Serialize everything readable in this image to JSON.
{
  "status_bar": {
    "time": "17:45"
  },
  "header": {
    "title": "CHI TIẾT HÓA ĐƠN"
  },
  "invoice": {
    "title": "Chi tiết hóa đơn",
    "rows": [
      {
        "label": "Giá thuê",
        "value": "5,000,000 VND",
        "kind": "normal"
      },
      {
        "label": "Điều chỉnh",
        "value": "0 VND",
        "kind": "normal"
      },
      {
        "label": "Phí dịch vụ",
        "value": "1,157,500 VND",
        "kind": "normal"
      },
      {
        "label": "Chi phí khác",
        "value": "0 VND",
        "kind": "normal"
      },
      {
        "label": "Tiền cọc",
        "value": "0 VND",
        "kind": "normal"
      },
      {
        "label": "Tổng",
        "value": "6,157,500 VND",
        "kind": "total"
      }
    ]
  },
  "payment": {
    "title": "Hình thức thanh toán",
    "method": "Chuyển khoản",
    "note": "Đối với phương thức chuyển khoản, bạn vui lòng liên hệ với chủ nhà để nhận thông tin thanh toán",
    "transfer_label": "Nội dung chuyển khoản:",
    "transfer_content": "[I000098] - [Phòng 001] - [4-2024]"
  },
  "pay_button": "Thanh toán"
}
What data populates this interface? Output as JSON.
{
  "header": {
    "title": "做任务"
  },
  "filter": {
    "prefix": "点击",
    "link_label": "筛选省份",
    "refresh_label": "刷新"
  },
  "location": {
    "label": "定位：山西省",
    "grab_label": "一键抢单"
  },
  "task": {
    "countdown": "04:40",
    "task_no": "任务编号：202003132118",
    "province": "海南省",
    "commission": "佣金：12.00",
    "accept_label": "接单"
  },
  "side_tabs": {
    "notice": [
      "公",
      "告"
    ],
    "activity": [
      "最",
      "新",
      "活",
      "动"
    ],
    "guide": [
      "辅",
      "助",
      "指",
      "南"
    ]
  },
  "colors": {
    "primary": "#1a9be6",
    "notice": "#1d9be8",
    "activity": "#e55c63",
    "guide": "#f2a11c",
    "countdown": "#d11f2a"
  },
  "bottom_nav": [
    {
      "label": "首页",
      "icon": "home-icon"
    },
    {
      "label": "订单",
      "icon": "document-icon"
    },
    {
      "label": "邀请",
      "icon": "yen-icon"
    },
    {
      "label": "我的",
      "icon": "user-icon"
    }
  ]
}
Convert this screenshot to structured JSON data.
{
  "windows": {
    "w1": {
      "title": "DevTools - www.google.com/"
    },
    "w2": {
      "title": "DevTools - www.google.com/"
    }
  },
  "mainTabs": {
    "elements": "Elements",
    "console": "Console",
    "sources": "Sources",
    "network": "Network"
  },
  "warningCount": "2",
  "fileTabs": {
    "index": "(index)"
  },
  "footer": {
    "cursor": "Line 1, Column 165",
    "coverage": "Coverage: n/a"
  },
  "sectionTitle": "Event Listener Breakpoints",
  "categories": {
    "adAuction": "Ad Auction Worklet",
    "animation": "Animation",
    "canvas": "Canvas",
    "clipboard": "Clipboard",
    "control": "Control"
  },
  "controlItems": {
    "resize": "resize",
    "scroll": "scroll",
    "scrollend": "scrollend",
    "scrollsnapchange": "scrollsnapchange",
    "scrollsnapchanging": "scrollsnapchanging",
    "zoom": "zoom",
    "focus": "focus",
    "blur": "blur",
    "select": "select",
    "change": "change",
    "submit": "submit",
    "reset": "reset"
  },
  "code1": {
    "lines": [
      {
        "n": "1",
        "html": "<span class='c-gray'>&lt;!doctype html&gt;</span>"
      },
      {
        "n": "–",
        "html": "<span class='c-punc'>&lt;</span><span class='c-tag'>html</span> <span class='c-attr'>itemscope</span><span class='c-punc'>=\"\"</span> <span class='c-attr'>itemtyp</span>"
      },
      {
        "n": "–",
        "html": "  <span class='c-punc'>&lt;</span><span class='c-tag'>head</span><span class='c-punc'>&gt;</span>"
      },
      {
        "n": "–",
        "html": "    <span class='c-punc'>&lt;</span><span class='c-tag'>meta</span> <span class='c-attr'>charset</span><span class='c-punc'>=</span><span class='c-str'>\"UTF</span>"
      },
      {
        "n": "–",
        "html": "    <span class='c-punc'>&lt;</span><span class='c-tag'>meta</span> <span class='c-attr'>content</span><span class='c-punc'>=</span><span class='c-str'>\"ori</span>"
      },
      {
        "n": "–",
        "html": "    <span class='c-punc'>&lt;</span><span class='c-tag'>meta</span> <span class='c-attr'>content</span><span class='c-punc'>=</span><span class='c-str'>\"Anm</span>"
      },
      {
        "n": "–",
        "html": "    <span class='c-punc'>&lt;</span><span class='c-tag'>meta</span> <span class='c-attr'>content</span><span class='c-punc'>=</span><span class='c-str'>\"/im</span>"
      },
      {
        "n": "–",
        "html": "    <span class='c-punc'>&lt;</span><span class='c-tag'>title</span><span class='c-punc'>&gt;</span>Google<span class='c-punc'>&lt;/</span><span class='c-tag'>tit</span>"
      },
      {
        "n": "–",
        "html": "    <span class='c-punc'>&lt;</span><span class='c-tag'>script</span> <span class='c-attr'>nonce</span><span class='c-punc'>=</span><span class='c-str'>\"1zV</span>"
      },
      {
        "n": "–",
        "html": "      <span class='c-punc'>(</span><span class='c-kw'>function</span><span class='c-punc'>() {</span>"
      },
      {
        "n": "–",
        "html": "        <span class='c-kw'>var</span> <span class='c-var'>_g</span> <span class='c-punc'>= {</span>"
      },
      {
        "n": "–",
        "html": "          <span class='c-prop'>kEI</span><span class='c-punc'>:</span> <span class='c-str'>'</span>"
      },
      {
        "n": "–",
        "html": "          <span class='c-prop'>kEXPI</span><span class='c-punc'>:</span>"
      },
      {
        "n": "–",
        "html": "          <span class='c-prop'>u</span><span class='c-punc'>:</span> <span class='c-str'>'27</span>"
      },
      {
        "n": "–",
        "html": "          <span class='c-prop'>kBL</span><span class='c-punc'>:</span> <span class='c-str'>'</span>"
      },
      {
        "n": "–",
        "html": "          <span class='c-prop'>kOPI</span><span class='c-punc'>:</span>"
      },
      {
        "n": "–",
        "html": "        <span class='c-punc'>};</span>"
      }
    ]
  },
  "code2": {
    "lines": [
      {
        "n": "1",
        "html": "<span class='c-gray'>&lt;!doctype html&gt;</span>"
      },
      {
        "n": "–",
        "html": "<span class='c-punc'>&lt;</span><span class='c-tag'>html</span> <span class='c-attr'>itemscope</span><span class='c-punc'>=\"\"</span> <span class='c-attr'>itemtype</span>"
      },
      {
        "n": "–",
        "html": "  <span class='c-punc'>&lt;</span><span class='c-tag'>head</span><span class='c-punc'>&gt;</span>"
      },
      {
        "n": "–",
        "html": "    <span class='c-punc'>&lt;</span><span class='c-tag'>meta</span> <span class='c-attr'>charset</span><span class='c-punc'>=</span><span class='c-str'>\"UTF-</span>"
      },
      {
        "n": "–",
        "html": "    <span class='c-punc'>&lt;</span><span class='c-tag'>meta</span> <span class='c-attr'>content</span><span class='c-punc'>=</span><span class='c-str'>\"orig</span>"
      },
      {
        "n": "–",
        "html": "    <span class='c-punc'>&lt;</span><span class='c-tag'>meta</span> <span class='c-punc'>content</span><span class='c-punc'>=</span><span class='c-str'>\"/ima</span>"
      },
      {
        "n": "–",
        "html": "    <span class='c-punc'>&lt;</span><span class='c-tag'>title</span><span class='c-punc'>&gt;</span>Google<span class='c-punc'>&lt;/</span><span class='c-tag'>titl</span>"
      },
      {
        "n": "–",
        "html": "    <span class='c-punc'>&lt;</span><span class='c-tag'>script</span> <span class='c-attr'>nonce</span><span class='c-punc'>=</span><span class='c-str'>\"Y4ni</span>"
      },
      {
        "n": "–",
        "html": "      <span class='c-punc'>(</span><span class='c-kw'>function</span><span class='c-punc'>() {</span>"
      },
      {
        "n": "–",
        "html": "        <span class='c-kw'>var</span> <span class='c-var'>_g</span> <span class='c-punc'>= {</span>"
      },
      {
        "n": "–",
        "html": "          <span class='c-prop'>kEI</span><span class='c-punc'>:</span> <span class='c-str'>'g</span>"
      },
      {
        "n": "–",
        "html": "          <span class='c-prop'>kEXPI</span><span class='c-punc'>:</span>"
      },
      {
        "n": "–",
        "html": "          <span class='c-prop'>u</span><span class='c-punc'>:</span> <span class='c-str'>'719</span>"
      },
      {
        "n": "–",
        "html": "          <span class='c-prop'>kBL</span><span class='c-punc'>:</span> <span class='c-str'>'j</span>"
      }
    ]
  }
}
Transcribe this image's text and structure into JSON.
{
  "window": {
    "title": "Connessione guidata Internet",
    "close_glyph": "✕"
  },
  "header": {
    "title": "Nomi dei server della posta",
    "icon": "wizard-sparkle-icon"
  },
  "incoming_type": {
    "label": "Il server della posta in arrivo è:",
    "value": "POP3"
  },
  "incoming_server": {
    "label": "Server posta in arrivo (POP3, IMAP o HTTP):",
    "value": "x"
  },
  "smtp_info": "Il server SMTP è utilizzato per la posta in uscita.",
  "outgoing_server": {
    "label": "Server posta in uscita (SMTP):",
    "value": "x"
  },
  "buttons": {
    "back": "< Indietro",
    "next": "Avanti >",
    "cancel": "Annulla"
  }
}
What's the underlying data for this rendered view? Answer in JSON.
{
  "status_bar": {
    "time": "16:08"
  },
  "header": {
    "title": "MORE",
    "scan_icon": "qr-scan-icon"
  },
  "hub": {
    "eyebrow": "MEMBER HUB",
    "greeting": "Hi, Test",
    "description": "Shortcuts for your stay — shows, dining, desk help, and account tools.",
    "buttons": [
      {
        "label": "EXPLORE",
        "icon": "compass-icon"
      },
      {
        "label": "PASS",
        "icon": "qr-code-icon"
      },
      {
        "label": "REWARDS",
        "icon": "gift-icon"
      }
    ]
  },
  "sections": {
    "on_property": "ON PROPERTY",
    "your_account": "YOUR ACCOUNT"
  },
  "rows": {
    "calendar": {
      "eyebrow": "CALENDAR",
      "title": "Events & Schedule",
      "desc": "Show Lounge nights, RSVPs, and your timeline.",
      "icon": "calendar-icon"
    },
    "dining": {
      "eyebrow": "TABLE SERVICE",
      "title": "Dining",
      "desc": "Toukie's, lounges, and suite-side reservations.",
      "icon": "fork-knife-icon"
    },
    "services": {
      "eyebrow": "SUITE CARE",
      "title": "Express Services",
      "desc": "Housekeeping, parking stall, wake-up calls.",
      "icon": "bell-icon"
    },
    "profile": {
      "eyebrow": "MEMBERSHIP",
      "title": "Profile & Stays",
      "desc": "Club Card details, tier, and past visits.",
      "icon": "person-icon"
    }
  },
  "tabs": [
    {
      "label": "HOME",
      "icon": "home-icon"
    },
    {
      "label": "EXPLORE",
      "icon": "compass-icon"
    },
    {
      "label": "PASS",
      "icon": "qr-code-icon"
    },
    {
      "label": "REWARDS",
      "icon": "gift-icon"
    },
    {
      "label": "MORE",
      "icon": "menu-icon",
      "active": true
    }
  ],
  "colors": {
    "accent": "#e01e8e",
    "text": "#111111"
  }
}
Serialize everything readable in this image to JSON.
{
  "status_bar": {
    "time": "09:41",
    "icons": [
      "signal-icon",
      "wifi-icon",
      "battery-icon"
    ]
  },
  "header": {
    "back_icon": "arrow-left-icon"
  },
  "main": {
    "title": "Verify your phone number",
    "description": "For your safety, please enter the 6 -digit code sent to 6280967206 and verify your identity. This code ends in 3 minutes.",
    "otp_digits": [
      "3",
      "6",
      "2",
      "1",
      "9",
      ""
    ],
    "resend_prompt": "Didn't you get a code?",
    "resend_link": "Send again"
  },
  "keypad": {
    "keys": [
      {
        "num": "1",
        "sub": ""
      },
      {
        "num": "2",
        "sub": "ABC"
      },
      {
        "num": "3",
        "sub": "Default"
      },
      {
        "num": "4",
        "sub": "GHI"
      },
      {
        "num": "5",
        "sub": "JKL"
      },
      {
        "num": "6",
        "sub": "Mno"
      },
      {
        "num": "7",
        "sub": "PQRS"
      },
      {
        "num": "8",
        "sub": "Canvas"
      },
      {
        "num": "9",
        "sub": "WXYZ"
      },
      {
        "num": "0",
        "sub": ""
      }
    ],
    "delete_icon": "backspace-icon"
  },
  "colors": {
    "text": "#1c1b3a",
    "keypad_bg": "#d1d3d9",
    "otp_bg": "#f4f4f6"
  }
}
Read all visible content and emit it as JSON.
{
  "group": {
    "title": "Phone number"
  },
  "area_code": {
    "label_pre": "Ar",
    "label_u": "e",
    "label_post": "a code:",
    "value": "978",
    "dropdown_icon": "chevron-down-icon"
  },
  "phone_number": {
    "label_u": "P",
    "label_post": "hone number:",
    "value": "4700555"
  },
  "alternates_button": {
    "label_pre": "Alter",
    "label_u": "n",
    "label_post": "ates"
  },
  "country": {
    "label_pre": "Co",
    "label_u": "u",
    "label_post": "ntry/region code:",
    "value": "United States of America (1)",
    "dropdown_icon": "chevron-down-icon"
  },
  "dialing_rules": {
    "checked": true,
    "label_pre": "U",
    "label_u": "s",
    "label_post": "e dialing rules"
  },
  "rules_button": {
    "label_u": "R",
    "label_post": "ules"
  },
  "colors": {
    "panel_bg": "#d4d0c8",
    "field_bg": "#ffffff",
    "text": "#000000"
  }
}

○ ○ ○

- [Instruction]
Where a line contains "meta", copy that line.

- [Problem solution]
        "html": "    <span class='c-punc'>&lt;</span><span class='c-tag'>meta</span> <span class='c-attr'>charset</span><span class='c-punc'>=</span><span class='c-str'>\"UTF</span>"
        "html": "    <span class='c-punc'>&lt;</span><span class='c-tag'>meta</span> <span class='c-attr'>content</span><span class='c-punc'>=</span><span class='c-str'>\"ori</span>"
        "html": "    <span class='c-punc'>&lt;</span><span class='c-tag'>meta</span> <span class='c-attr'>content</span><span class='c-punc'>=</span><span class='c-str'>\"Anm</span>"
        "html": "    <span class='c-punc'>&lt;</span><span class='c-tag'>meta</span> <span class='c-attr'>content</span><span class='c-punc'>=</span><span class='c-str'>\"/im</span>"
        "html": "    <span class='c-punc'>&lt;</span><span class='c-tag'>meta</span> <span class='c-attr'>charset</span><span class='c-punc'>=</span><span class='c-str'>\"UTF-</span>"
        "html": "    <span class='c-punc'>&lt;</span><span class='c-tag'>meta</span> <span class='c-attr'>content</span><span class='c-punc'>=</span><span class='c-str'>\"orig</span>"
        "html": "    <span class='c-punc'>&lt;</span><span class='c-tag'>meta</span> <span class='c-punc'>content</span><span class='c-punc'>=</span><span class='c-str'>\"/ima</span>"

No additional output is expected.